[Lines of data]
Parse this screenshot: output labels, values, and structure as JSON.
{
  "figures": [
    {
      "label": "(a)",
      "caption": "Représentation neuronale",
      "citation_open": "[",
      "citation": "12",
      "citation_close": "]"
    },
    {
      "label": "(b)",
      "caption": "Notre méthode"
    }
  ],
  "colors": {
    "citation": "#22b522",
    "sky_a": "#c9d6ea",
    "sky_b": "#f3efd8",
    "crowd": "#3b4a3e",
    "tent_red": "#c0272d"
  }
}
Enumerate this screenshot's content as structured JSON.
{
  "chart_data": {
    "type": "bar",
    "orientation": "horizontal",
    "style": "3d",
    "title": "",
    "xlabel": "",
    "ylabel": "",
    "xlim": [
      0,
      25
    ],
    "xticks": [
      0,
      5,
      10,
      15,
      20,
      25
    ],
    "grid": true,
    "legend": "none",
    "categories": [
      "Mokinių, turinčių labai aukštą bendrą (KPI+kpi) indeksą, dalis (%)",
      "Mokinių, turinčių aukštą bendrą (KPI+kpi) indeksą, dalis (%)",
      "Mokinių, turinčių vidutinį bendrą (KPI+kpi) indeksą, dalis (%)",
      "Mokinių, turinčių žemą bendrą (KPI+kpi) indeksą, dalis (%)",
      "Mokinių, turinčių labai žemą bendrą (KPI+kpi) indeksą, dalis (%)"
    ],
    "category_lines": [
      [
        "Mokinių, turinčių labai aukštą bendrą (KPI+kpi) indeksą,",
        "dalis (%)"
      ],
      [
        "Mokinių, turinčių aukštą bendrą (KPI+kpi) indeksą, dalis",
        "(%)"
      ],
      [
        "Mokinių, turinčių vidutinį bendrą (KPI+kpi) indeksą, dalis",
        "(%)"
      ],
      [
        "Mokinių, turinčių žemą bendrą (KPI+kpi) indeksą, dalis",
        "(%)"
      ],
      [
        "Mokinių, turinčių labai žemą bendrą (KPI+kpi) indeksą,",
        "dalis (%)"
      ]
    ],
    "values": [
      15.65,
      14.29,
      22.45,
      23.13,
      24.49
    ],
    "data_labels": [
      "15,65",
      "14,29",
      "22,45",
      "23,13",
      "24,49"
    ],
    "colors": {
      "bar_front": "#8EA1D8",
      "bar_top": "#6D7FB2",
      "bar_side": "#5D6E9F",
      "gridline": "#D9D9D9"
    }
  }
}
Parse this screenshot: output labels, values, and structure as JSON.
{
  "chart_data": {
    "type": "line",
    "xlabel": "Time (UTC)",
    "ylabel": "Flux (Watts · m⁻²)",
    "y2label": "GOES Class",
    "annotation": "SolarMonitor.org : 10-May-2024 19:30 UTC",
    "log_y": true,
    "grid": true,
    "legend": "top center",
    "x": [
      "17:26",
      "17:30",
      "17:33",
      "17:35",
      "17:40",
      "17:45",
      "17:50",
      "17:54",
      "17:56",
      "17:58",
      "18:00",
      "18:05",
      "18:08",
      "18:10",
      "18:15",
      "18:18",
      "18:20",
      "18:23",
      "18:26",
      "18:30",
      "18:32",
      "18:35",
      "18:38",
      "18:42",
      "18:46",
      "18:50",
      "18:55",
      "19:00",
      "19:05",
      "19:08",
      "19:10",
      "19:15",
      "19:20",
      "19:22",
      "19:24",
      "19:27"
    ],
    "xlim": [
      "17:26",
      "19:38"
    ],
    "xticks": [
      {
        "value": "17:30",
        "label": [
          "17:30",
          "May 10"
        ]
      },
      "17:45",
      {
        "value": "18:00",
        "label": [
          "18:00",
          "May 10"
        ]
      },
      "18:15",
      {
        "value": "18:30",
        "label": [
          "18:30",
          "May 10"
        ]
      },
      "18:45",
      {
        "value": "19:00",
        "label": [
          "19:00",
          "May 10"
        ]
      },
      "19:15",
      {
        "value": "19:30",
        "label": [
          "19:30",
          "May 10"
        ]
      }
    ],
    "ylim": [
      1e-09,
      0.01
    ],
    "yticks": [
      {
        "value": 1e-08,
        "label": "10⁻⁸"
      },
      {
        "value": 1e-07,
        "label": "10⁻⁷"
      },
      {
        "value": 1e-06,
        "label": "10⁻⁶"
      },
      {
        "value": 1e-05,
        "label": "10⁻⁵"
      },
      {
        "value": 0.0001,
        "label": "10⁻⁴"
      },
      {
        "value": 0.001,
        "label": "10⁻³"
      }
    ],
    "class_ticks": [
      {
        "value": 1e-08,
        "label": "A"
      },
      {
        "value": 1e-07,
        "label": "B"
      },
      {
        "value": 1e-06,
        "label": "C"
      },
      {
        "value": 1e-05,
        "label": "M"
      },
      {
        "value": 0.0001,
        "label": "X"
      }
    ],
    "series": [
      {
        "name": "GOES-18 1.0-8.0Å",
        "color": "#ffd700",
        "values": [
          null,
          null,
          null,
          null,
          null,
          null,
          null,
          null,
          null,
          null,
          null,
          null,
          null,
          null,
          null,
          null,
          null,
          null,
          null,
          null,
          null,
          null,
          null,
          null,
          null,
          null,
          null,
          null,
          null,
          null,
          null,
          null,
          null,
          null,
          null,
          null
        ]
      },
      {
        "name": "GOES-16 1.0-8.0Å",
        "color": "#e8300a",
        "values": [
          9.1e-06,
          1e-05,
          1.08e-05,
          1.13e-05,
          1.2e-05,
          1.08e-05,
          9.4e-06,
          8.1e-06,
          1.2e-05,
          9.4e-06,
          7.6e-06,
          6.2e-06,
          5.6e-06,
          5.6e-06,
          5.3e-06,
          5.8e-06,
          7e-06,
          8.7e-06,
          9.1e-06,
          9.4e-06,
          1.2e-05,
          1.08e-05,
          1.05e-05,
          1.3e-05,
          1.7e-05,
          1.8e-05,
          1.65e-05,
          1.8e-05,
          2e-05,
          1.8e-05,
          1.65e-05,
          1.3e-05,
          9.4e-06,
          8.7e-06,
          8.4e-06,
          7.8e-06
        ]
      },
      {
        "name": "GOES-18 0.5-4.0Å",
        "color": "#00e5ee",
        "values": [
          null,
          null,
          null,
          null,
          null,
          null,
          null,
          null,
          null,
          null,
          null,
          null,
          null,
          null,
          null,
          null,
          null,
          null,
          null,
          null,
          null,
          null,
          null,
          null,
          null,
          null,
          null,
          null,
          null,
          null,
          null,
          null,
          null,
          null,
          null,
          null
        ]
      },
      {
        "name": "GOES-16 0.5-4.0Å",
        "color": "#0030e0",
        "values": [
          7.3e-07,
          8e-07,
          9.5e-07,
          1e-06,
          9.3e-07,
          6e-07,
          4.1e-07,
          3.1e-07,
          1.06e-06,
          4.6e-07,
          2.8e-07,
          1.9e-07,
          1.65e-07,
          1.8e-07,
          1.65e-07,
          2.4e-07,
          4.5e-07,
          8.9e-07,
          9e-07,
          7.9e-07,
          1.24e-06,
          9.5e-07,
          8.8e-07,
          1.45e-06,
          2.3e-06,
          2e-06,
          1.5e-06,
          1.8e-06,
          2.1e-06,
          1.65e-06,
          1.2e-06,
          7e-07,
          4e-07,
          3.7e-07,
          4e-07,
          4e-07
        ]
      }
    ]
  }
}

Exercise =>
Read the entries and pick out all lines that include the word "name".

Result of the task =>
        "name": "GOES-18 1.0-8.0Å",
        "name": "GOES-16 1.0-8.0Å",
        "name": "GOES-18 0.5-4.0Å",
        "name": "GOES-16 0.5-4.0Å",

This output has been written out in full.